— START OF Working data —

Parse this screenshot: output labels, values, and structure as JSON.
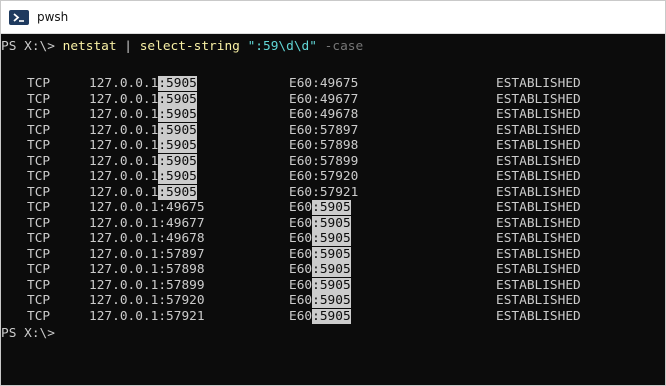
{
  "window": {
    "title": "pwsh",
    "icon": "powershell-icon"
  },
  "terminal": {
    "prompt": "PS X:\\> ",
    "command": {
      "cmd1": "netstat",
      "pipe": " | ",
      "cmd2": "select-string",
      "arg": "\":59\\d\\d\"",
      "flag": "-case"
    },
    "match_text": ":5905",
    "rows": [
      {
        "proto": "TCP",
        "local": "127.0.0.1:5905",
        "foreign": "E60:49675",
        "state": "ESTABLISHED"
      },
      {
        "proto": "TCP",
        "local": "127.0.0.1:5905",
        "foreign": "E60:49677",
        "state": "ESTABLISHED"
      },
      {
        "proto": "TCP",
        "local": "127.0.0.1:5905",
        "foreign": "E60:49678",
        "state": "ESTABLISHED"
      },
      {
        "proto": "TCP",
        "local": "127.0.0.1:5905",
        "foreign": "E60:57897",
        "state": "ESTABLISHED"
      },
      {
        "proto": "TCP",
        "local": "127.0.0.1:5905",
        "foreign": "E60:57898",
        "state": "ESTABLISHED"
      },
      {
        "proto": "TCP",
        "local": "127.0.0.1:5905",
        "foreign": "E60:57899",
        "state": "ESTABLISHED"
      },
      {
        "proto": "TCP",
        "local": "127.0.0.1:5905",
        "foreign": "E60:57920",
        "state": "ESTABLISHED"
      },
      {
        "proto": "TCP",
        "local": "127.0.0.1:5905",
        "foreign": "E60:57921",
        "state": "ESTABLISHED"
      },
      {
        "proto": "TCP",
        "local": "127.0.0.1:49675",
        "foreign": "E60:5905",
        "state": "ESTABLISHED"
      },
      {
        "proto": "TCP",
        "local": "127.0.0.1:49677",
        "foreign": "E60:5905",
        "state": "ESTABLISHED"
      },
      {
        "proto": "TCP",
        "local": "127.0.0.1:49678",
        "foreign": "E60:5905",
        "state": "ESTABLISHED"
      },
      {
        "proto": "TCP",
        "local": "127.0.0.1:57897",
        "foreign": "E60:5905",
        "state": "ESTABLISHED"
      },
      {
        "proto": "TCP",
        "local": "127.0.0.1:57898",
        "foreign": "E60:5905",
        "state": "ESTABLISHED"
      },
      {
        "proto": "TCP",
        "local": "127.0.0.1:57899",
        "foreign": "E60:5905",
        "state": "ESTABLISHED"
      },
      {
        "proto": "TCP",
        "local": "127.0.0.1:57920",
        "foreign": "E60:5905",
        "state": "ESTABLISHED"
      },
      {
        "proto": "TCP",
        "local": "127.0.0.1:57921",
        "foreign": "E60:5905",
        "state": "ESTABLISHED"
      }
    ],
    "final_prompt": "PS X:\\>",
    "colors": {
      "background": "#0c0c0c",
      "foreground": "#cccccc",
      "command": "#f9f1a5",
      "string": "#61d6d6",
      "parameter": "#767676",
      "highlight_bg": "#cccccc",
      "highlight_fg": "#0c0c0c"
    }
  }
}
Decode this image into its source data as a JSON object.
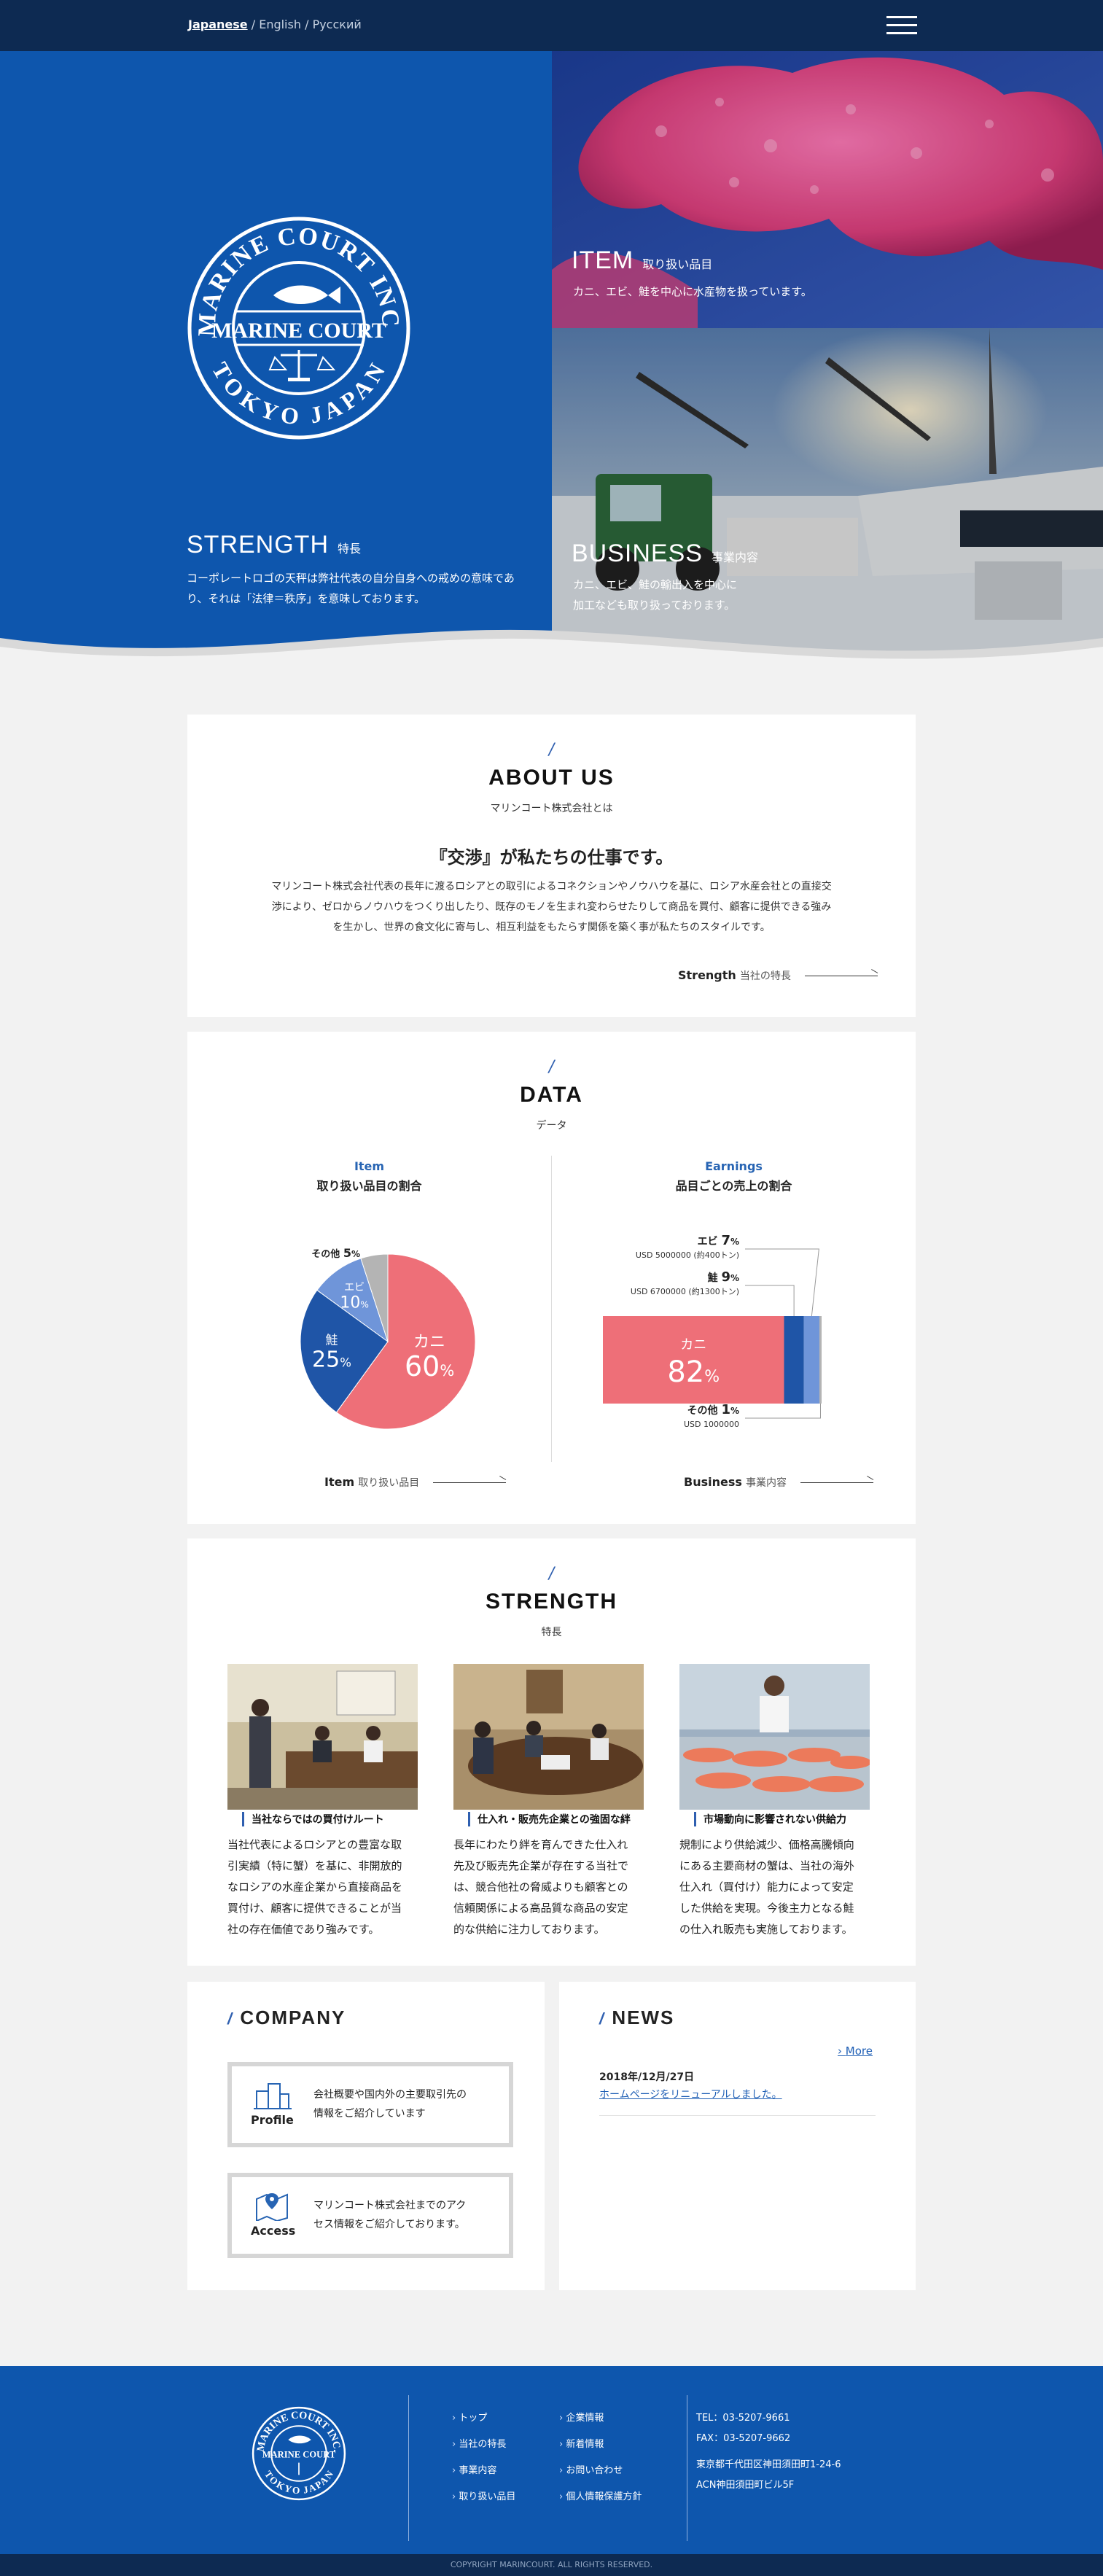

— END OF Working data —

- [Exercise] Without including any pictures, output all the entries above exactly.

- [Written answer]
Parse this screenshot: output labels, values, and structure as JSON.
{
  "window": {
    "title": "pwsh",
    "icon": "powershell-icon"
  },
  "terminal": {
    "prompt": "PS X:\\> ",
    "command": {
      "cmd1": "netstat",
      "pipe": " | ",
      "cmd2": "select-string",
      "arg": "\":59\\d\\d\"",
      "flag": "-case"
    },
    "match_text": ":5905",
    "rows": [
      {
        "proto": "TCP",
        "local": "127.0.0.1:5905",
        "foreign": "E60:49675",
        "state": "ESTABLISHED"
      },
      {
        "proto": "TCP",
        "local": "127.0.0.1:5905",
        "foreign": "E60:49677",
        "state": "ESTABLISHED"
      },
      {
        "proto": "TCP",
        "local": "127.0.0.1:5905",
        "foreign": "E60:49678",
        "state": "ESTABLISHED"
      },
      {
        "proto": "TCP",
        "local": "127.0.0.1:5905",
        "foreign": "E60:57897",
        "state": "ESTABLISHED"
      },
      {
        "proto": "TCP",
        "local": "127.0.0.1:5905",
        "foreign": "E60:57898",
        "state": "ESTABLISHED"
      },
      {
        "proto": "TCP",
        "local": "127.0.0.1:5905",
        "foreign": "E60:57899",
        "state": "ESTABLISHED"
      },
      {
        "proto": "TCP",
        "local": "127.0.0.1:5905",
        "foreign": "E60:57920",
        "state": "ESTABLISHED"
      },
      {
        "proto": "TCP",
        "local": "127.0.0.1:5905",
        "foreign": "E60:57921",
        "state": "ESTABLISHED"
      },
      {
        "proto": "TCP",
        "local": "127.0.0.1:49675",
        "foreign": "E60:5905",
        "state": "ESTABLISHED"
      },
      {
        "proto": "TCP",
        "local": "127.0.0.1:49677",
        "foreign": "E60:5905",
        "state": "ESTABLISHED"
      },
      {
        "proto": "TCP",
        "local": "127.0.0.1:49678",
        "foreign": "E60:5905",
        "state": "ESTABLISHED"
      },
      {
        "proto": "TCP",
        "local": "127.0.0.1:57897",
        "foreign": "E60:5905",
        "state": "ESTABLISHED"
      },
      {
        "proto": "TCP",
        "local": "127.0.0.1:57898",
        "foreign": "E60:5905",
        "state": "ESTABLISHED"
      },
      {
        "proto": "TCP",
        "local": "127.0.0.1:57899",
        "foreign": "E60:5905",
        "state": "ESTABLISHED"
      },
      {
        "proto": "TCP",
        "local": "127.0.0.1:57920",
        "foreign": "E60:5905",
        "state": "ESTABLISHED"
      },
      {
        "proto": "TCP",
        "local": "127.0.0.1:57921",
        "foreign": "E60:5905",
        "state": "ESTABLISHED"
      }
    ],
    "final_prompt": "PS X:\\>",
    "colors": {
      "background": "#0c0c0c",
      "foreground": "#cccccc",
      "command": "#f9f1a5",
      "string": "#61d6d6",
      "parameter": "#767676",
      "highlight_bg": "#cccccc",
      "highlight_fg": "#0c0c0c"
    }
  }
}
Decode this image into its source data as a JSON object.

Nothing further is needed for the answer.